What you should do. From the entries below, copy every line holding the word "затем".

Supplied data.

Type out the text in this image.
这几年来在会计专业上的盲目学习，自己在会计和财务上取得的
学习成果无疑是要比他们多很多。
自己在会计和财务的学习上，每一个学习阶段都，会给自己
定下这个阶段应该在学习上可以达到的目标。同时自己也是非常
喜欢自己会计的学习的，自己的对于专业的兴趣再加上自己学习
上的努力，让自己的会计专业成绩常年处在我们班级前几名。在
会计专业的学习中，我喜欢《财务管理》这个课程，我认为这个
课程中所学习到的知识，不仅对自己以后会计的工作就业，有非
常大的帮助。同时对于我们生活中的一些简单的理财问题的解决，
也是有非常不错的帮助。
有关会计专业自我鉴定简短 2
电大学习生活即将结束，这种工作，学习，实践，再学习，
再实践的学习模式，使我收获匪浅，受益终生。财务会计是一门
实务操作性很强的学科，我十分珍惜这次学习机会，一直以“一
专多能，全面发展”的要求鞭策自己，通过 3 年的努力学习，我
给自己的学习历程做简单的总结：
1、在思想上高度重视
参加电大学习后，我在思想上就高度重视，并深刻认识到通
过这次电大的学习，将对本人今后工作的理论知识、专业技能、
...
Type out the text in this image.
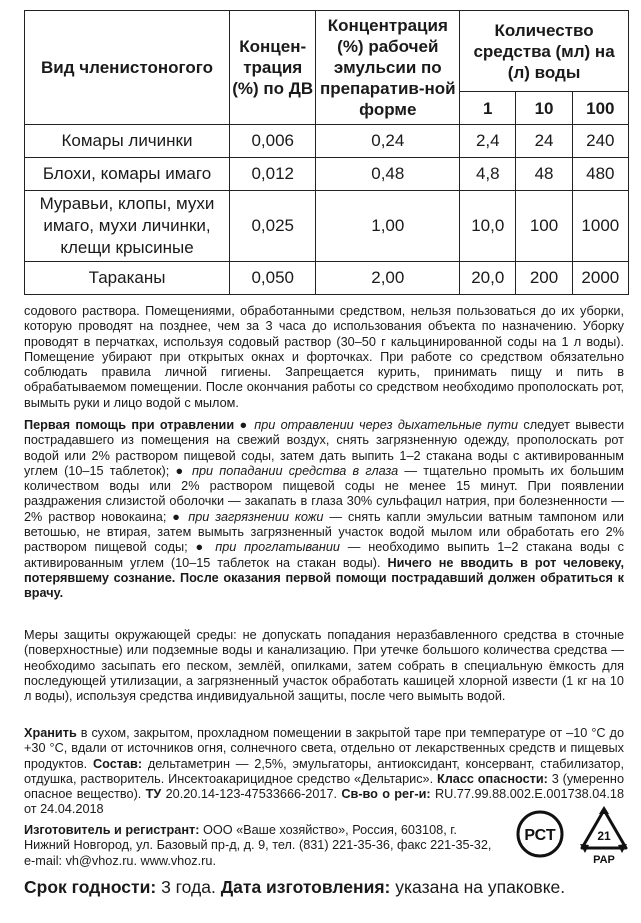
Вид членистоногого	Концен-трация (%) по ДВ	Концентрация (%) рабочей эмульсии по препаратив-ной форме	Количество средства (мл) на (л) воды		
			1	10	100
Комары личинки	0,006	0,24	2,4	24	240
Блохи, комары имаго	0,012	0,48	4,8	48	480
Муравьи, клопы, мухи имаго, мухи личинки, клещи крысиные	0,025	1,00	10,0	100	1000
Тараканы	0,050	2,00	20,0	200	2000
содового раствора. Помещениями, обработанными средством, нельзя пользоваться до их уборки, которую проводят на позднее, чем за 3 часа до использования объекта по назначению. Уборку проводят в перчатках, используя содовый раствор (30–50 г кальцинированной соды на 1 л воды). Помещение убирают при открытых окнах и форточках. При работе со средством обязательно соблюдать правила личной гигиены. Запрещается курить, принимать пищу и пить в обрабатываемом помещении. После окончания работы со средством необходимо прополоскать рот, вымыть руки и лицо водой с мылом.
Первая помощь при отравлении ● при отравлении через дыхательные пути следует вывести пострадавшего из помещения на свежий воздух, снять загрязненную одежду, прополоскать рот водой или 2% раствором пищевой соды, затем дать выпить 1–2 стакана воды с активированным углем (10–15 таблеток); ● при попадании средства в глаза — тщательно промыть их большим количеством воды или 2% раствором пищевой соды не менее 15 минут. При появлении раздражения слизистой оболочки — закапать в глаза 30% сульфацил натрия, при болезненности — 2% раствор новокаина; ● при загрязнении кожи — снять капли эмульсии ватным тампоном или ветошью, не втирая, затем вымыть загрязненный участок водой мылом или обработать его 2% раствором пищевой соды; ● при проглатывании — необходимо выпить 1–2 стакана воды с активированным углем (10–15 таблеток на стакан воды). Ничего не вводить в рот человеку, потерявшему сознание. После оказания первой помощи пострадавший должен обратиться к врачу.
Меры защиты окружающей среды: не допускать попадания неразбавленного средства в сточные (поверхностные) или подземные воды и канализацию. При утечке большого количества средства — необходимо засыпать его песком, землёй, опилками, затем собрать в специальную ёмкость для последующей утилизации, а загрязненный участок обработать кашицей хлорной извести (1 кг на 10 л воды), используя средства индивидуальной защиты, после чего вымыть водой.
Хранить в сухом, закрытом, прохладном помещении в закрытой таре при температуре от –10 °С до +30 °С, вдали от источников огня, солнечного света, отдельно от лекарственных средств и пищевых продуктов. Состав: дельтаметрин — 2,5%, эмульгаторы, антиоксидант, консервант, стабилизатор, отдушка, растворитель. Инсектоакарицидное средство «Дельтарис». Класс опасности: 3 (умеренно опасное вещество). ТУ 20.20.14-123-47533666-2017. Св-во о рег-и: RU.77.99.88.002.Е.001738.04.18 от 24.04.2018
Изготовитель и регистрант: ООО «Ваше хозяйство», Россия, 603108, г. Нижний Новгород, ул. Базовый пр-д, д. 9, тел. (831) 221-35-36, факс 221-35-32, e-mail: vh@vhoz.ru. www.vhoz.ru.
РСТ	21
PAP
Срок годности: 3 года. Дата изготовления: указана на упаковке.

Complete output.
Первая помощь при отравлении ● при отравлении через дыхательные пути следует вывести пострадавшего из помещения на свежий воздух, снять загрязненную одежду, прополоскать рот водой или 2% раствором пищевой соды, затем дать выпить 1–2 стакана воды с активированным углем (10–15 таблеток); ● при попадании средства в глаза — тщательно промыть их большим количеством воды или 2% раствором пищевой соды не менее 15 минут. При появлении раздражения слизистой оболочки — закапать в глаза 30% сульфацил натрия, при болезненности — 2% раствор новокаина; ● при загрязнении кожи — снять капли эмульсии ватным тампоном или ветошью, не втирая, затем вымыть загрязненный участок водой мылом или обработать его 2% раствором пищевой соды; ● при проглатывании — необходимо выпить 1–2 стакана воды с активированным углем (10–15 таблеток на стакан воды). Ничего не вводить в рот человеку, потерявшему сознание. После оказания первой помощи пострадавший должен обратиться к врачу.
Меры защиты окружающей среды: не допускать попадания неразбавленного средства в сточные (поверхностные) или подземные воды и канализацию. При утечке большого количества средства — необходимо засыпать его песком, землёй, опилками, затем собрать в специальную ёмкость для последующей утилизации, а загрязненный участок обработать кашицей хлорной извести (1 кг на 10 л воды), используя средства индивидуальной защиты, после чего вымыть водой.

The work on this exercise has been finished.